1. Your Resume's Opening

Studies have shown that most recruiters spend between 6 and 10 seconds scanning your resume before deciding if it is worth more than a passing glance. Layout and formatting are important here, to make sure that a recruiter's first impression of you is a good one. Your resume should be no more than a page, with plenty of white space between blocks of text; this ensures easy readability. Use bullet points to emphasize important qualifications, and avoid getting too artsy with the font and graphics. Clean, simple lines communicate efficiency and professionalism.

2. Relevant Content

Once a hiring manager gets past the initial look of your resume, he will then look for your relevant qualifications. Make sure that your resume reflects the same skill set and required experiences listed in the job description. Don't just list your skills; elaborate on how your skill set has benefited your past employers.

> [STORED RECORDS]:
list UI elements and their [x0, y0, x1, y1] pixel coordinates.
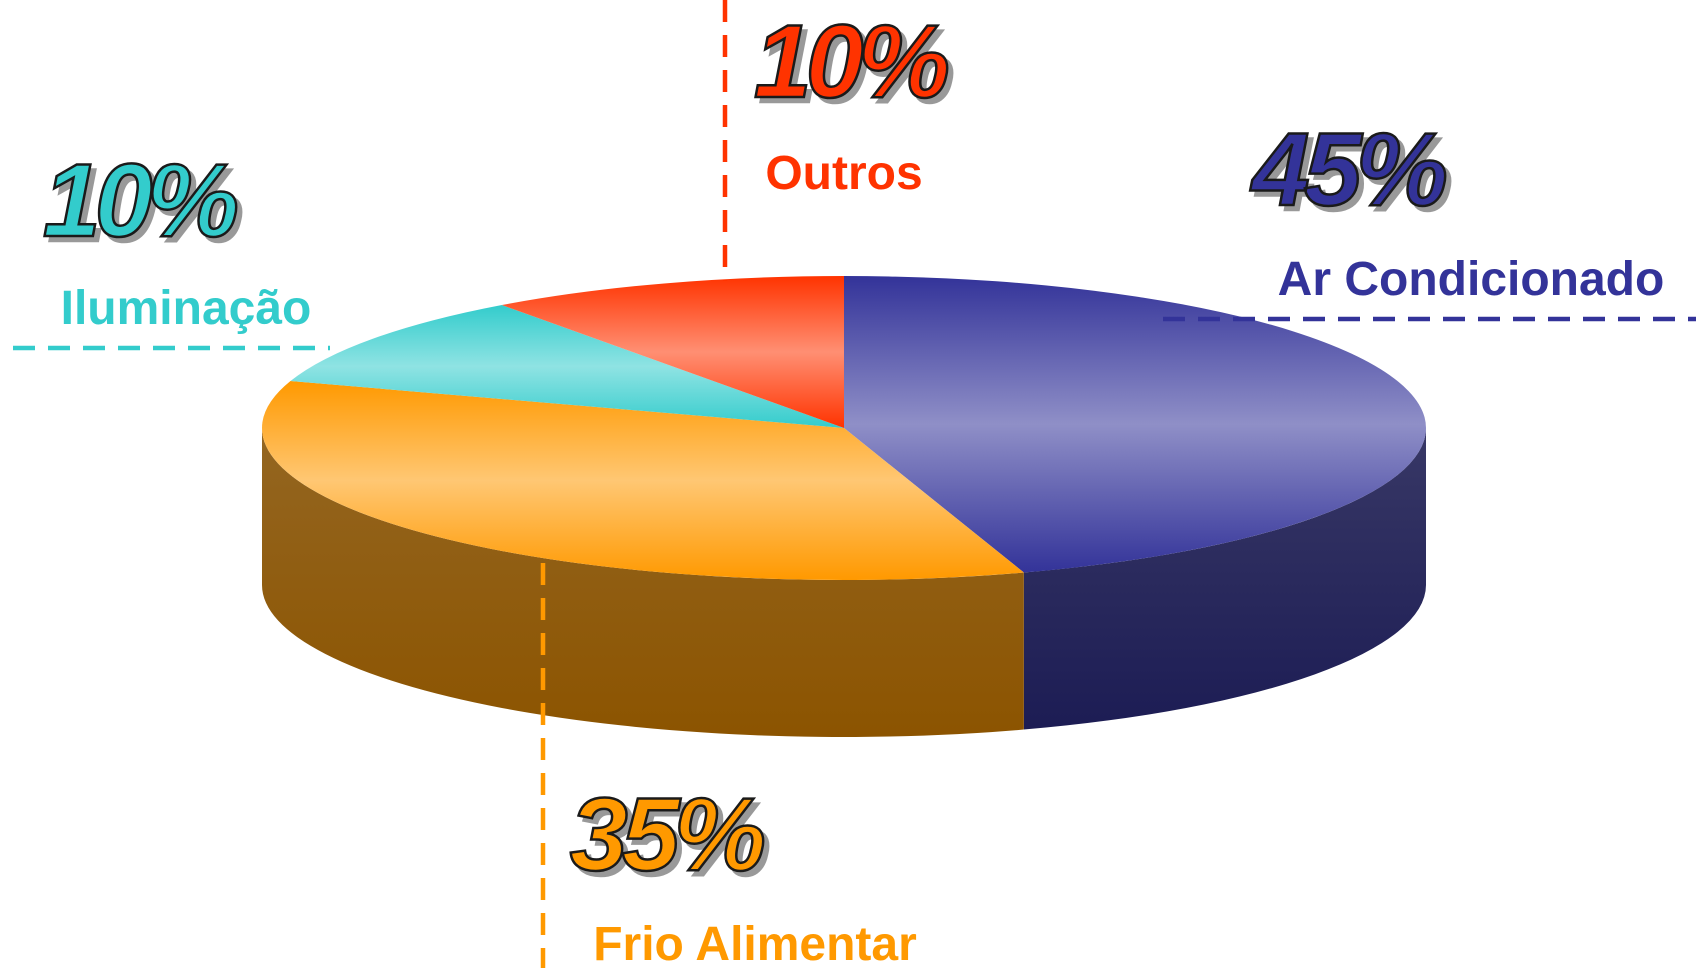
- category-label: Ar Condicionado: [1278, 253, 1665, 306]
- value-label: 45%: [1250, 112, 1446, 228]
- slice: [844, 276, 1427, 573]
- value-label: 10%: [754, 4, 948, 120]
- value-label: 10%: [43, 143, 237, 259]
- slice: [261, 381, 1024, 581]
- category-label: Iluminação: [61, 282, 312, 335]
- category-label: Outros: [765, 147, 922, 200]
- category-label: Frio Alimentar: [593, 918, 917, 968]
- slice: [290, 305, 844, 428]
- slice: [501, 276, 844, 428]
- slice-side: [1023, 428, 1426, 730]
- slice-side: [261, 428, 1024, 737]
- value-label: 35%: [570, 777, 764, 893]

--

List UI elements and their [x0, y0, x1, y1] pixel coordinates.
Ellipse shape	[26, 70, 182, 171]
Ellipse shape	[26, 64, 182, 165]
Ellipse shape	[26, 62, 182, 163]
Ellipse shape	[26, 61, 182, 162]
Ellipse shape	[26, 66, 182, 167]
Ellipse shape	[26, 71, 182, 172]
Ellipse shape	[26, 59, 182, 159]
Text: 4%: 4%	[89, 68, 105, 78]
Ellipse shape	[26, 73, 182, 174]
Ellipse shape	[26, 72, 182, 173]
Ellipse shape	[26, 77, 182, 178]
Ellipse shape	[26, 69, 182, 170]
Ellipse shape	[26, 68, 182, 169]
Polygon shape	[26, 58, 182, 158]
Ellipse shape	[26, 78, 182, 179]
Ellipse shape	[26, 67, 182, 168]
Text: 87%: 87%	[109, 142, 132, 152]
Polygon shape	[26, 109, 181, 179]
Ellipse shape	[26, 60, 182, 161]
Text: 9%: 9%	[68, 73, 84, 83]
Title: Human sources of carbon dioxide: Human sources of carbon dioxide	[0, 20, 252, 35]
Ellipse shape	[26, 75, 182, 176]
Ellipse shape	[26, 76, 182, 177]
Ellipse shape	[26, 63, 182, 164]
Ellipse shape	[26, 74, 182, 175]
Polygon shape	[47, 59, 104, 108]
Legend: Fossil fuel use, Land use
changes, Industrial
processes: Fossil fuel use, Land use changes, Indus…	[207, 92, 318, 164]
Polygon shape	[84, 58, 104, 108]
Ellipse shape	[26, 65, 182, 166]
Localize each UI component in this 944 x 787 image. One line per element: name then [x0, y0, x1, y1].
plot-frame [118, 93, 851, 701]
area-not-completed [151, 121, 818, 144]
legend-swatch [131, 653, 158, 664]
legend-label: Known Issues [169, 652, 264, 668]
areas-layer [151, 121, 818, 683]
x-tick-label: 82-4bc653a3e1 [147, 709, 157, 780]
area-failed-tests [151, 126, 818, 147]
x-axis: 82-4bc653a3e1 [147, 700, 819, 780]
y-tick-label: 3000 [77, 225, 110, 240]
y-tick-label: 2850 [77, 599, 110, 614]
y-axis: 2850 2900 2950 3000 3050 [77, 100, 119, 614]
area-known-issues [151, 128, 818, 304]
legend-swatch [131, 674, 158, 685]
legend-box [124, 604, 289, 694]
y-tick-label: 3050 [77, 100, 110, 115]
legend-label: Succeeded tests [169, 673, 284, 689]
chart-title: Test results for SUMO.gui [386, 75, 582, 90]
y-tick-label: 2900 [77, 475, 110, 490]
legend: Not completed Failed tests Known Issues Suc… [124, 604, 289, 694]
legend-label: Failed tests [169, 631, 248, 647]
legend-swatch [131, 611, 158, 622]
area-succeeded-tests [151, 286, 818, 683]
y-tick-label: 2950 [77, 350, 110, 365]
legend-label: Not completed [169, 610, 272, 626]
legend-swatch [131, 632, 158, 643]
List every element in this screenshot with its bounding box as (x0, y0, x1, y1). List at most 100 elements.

> [JOB]:
From the resume advice, copy out the stretch from "1. Your Resume's" through "efficiency and professionalism.".

> [SOLUTION FOR THIS EXERCISE]:
1. Your Resume's Opening

Studies have shown that most recruiters spend between 6 and 10 seconds scanning your resume before deciding if it is worth more than a passing glance. Layout and formatting are important here, to make sure that a recruiter's first impression of you is a good one. Your resume should be no more than a page, with plenty of white space between blocks of text; this ensures easy readability. Use bullet points to emphasize important qualifications, and avoid getting too artsy with the font and graphics. Clean, simple lines communicate efficiency and professionalism.